EXERCISE INSTRUCTIONS
Restate the entire listing word for word.

--- BEGIN DATA SHOWN ---

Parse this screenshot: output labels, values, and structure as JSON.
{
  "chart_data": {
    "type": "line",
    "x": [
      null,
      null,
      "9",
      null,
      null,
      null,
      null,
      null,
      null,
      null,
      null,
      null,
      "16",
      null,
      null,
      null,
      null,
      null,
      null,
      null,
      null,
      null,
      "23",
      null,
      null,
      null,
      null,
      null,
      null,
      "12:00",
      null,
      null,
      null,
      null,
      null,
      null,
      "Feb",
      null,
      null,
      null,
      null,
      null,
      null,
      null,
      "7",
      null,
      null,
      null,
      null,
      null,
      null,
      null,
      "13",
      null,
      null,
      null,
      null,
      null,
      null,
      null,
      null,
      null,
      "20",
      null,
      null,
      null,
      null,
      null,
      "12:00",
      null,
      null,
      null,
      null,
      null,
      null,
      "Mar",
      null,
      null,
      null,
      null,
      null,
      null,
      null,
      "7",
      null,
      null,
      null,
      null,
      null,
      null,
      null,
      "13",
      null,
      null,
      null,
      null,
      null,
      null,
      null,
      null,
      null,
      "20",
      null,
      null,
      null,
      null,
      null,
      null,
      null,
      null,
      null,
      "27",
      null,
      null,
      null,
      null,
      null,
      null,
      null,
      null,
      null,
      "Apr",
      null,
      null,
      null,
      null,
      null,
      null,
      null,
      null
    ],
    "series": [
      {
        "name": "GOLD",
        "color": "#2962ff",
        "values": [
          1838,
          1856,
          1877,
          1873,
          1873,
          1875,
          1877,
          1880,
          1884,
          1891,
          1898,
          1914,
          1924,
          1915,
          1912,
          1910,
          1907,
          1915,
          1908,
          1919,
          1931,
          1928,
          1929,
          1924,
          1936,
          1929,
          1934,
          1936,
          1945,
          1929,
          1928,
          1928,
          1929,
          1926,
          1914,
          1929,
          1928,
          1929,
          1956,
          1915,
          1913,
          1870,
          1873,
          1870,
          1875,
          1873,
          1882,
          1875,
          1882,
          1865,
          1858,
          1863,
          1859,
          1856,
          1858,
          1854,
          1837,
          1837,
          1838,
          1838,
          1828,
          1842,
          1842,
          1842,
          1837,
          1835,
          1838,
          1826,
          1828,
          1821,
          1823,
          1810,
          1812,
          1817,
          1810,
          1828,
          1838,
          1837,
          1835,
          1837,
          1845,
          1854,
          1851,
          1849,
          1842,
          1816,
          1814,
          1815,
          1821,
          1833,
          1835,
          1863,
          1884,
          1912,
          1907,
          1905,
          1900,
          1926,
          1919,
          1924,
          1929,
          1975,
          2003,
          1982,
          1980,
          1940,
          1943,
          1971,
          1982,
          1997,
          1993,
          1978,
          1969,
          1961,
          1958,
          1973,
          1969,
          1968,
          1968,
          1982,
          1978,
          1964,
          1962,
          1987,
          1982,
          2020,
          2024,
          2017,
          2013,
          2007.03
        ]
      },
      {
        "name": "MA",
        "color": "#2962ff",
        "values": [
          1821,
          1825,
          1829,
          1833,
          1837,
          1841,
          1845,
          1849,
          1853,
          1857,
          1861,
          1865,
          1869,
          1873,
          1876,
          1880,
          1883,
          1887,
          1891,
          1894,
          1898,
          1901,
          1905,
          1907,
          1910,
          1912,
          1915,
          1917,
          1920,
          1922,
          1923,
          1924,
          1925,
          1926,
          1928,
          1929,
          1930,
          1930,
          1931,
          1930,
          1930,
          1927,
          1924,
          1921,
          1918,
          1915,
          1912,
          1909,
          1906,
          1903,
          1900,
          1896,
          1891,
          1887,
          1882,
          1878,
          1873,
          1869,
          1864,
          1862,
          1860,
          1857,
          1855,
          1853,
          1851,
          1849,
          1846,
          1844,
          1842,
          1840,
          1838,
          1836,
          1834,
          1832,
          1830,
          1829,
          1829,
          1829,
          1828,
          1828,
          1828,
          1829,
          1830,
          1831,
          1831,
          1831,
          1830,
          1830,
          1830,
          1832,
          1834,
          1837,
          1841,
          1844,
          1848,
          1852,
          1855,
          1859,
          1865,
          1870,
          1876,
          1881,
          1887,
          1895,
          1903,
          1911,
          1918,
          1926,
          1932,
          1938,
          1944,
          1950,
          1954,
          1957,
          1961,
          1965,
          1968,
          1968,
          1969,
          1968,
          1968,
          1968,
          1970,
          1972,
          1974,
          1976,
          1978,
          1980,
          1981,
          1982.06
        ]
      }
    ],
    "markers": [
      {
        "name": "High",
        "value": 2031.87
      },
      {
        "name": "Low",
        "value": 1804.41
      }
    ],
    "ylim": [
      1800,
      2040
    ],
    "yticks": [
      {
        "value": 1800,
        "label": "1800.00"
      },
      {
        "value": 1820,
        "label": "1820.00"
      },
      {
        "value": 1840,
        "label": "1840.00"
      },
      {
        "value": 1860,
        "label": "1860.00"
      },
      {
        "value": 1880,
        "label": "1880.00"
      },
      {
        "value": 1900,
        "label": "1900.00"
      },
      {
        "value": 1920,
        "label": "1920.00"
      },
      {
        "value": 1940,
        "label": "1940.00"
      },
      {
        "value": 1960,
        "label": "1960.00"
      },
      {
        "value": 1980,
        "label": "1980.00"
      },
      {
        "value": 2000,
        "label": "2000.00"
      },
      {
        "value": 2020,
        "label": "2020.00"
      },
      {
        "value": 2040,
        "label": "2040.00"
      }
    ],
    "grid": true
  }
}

--- END DATA SHOWN ---

THE SOLUTION
Parse this screenshot: output labels, values, and structure as JSON.
{
  "chart_data": {
    "type": "line",
    "x": [
      null,
      null,
      "9",
      null,
      null,
      null,
      null,
      null,
      null,
      null,
      null,
      null,
      "16",
      null,
      null,
      null,
      null,
      null,
      null,
      null,
      null,
      null,
      "23",
      null,
      null,
      null,
      null,
      null,
      null,
      "12:00",
      null,
      null,
      null,
      null,
      null,
      null,
      "Feb",
      null,
      null,
      null,
      null,
      null,
      null,
      null,
      "7",
      null,
      null,
      null,
      null,
      null,
      null,
      null,
      "13",
      null,
      null,
      null,
      null,
      null,
      null,
      null,
      null,
      null,
      "20",
      null,
      null,
      null,
      null,
      null,
      "12:00",
      null,
      null,
      null,
      null,
      null,
      null,
      "Mar",
      null,
      null,
      null,
      null,
      null,
      null,
      null,
      "7",
      null,
      null,
      null,
      null,
      null,
      null,
      null,
      "13",
      null,
      null,
      null,
      null,
      null,
      null,
      null,
      null,
      null,
      "20",
      null,
      null,
      null,
      null,
      null,
      null,
      null,
      null,
      null,
      "27",
      null,
      null,
      null,
      null,
      null,
      null,
      null,
      null,
      null,
      "Apr",
      null,
      null,
      null,
      null,
      null,
      null,
      null,
      null
    ],
    "series": [
      {
        "name": "GOLD",
        "color": "#2962ff",
        "values": [
          1838,
          1856,
          1877,
          1873,
          1873,
          1875,
          1877,
          1880,
          1884,
          1891,
          1898,
          1914,
          1924,
          1915,
          1912,
          1910,
          1907,
          1915,
          1908,
          1919,
          1931,
          1928,
          1929,
          1924,
          1936,
          1929,
          1934,
          1936,
          1945,
          1929,
          1928,
          1928,
          1929,
          1926,
          1914,
          1929,
          1928,
          1929,
          1956,
          1915,
          1913,
          1870,
          1873,
          1870,
          1875,
          1873,
          1882,
          1875,
          1882,
          1865,
          1858,
          1863,
          1859,
          1856,
          1858,
          1854,
          1837,
          1837,
          1838,
          1838,
          1828,
          1842,
          1842,
          1842,
          1837,
          1835,
          1838,
          1826,
          1828,
          1821,
          1823,
          1810,
          1812,
          1817,
          1810,
          1828,
          1838,
          1837,
          1835,
          1837,
          1845,
          1854,
          1851,
          1849,
          1842,
          1816,
          1814,
          1815,
          1821,
          1833,
          1835,
          1863,
          1884,
          1912,
          1907,
          1905,
          1900,
          1926,
          1919,
          1924,
          1929,
          1975,
          2003,
          1982,
          1980,
          1940,
          1943,
          1971,
          1982,
          1997,
          1993,
          1978,
          1969,
          1961,
          1958,
          1973,
          1969,
          1968,
          1968,
          1982,
          1978,
          1964,
          1962,
          1987,
          1982,
          2020,
          2024,
          2017,
          2013,
          2007.03
        ]
      },
      {
        "name": "MA",
        "color": "#2962ff",
        "values": [
          1821,
          1825,
          1829,
          1833,
          1837,
          1841,
          1845,
          1849,
          1853,
          1857,
          1861,
          1865,
          1869,
          1873,
          1876,
          1880,
          1883,
          1887,
          1891,
          1894,
          1898,
          1901,
          1905,
          1907,
          1910,
          1912,
          1915,
          1917,
          1920,
          1922,
          1923,
          1924,
          1925,
          1926,
          1928,
          1929,
          1930,
          1930,
          1931,
          1930,
          1930,
          1927,
          1924,
          1921,
          1918,
          1915,
          1912,
          1909,
          1906,
          1903,
          1900,
          1896,
          1891,
          1887,
          1882,
          1878,
          1873,
          1869,
          1864,
          1862,
          1860,
          1857,
          1855,
          1853,
          1851,
          1849,
          1846,
          1844,
          1842,
          1840,
          1838,
          1836,
          1834,
          1832,
          1830,
          1829,
          1829,
          1829,
          1828,
          1828,
          1828,
          1829,
          1830,
          1831,
          1831,
          1831,
          1830,
          1830,
          1830,
          1832,
          1834,
          1837,
          1841,
          1844,
          1848,
          1852,
          1855,
          1859,
          1865,
          1870,
          1876,
          1881,
          1887,
          1895,
          1903,
          1911,
          1918,
          1926,
          1932,
          1938,
          1944,
          1950,
          1954,
          1957,
          1961,
          1965,
          1968,
          1968,
          1969,
          1968,
          1968,
          1968,
          1970,
          1972,
          1974,
          1976,
          1978,
          1980,
          1981,
          1982.06
        ]
      }
    ],
    "markers": [
      {
        "name": "High",
        "value": 2031.87
      },
      {
        "name": "Low",
        "value": 1804.41
      }
    ],
    "ylim": [
      1800,
      2040
    ],
    "yticks": [
      {
        "value": 1800,
        "label": "1800.00"
      },
      {
        "value": 1820,
        "label": "1820.00"
      },
      {
        "value": 1840,
        "label": "1840.00"
      },
      {
        "value": 1860,
        "label": "1860.00"
      },
      {
        "value": 1880,
        "label": "1880.00"
      },
      {
        "value": 1900,
        "label": "1900.00"
      },
      {
        "value": 1920,
        "label": "1920.00"
      },
      {
        "value": 1940,
        "label": "1940.00"
      },
      {
        "value": 1960,
        "label": "1960.00"
      },
      {
        "value": 1980,
        "label": "1980.00"
      },
      {
        "value": 2000,
        "label": "2000.00"
      },
      {
        "value": 2020,
        "label": "2020.00"
      },
      {
        "value": 2040,
        "label": "2040.00"
      }
    ],
    "grid": true
  }
}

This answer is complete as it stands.